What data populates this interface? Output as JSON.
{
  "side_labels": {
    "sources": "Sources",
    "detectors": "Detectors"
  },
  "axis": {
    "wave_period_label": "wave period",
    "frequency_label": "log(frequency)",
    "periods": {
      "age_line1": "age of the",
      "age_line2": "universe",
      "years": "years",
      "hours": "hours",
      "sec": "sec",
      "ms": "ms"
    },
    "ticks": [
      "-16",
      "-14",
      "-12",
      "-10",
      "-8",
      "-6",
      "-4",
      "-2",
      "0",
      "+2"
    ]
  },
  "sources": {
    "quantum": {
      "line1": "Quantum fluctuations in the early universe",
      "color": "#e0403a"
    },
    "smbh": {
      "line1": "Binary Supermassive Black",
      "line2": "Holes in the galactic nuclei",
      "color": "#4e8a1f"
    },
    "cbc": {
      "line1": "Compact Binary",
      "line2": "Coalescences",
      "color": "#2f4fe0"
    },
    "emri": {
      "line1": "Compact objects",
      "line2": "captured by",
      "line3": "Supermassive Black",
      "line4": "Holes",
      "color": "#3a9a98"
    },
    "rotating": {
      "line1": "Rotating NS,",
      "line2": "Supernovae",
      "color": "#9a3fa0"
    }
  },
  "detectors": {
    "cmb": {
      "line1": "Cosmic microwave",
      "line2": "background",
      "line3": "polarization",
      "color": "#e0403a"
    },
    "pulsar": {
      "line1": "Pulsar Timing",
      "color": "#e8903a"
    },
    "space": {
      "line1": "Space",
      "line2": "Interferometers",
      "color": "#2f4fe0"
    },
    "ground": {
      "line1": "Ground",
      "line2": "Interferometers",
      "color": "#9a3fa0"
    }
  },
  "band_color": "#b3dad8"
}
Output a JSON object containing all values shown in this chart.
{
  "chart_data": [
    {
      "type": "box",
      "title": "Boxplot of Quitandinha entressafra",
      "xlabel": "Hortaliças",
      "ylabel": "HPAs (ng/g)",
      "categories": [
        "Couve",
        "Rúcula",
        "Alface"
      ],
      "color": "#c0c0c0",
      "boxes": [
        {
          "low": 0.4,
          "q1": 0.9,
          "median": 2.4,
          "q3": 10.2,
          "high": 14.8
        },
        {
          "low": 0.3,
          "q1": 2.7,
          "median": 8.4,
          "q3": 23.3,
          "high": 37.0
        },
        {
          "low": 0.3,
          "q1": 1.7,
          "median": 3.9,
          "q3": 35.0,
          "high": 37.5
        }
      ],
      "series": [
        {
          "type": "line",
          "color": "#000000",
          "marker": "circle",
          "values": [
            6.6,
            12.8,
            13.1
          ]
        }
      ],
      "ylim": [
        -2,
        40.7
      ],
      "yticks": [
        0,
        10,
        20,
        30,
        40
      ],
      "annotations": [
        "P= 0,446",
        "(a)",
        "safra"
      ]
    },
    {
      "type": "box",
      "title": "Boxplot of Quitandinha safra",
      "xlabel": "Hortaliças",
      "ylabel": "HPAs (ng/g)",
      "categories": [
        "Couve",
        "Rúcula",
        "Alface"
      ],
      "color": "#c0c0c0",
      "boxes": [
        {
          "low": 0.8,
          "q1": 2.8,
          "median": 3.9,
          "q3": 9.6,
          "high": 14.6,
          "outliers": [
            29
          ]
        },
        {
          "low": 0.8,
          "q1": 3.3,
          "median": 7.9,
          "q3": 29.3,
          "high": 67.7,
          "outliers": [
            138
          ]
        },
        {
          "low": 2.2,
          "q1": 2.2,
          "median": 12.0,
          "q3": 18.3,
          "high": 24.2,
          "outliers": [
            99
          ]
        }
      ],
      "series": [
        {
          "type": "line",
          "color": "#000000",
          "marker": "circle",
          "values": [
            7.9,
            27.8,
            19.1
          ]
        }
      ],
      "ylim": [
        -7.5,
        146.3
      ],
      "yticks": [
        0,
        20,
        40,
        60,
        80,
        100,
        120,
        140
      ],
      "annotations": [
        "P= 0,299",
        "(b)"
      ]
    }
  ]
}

### EXERCISE
Count how many lines of the listing above include "Supermassive" and report that number alone.

### SOLVED EXERCISE
2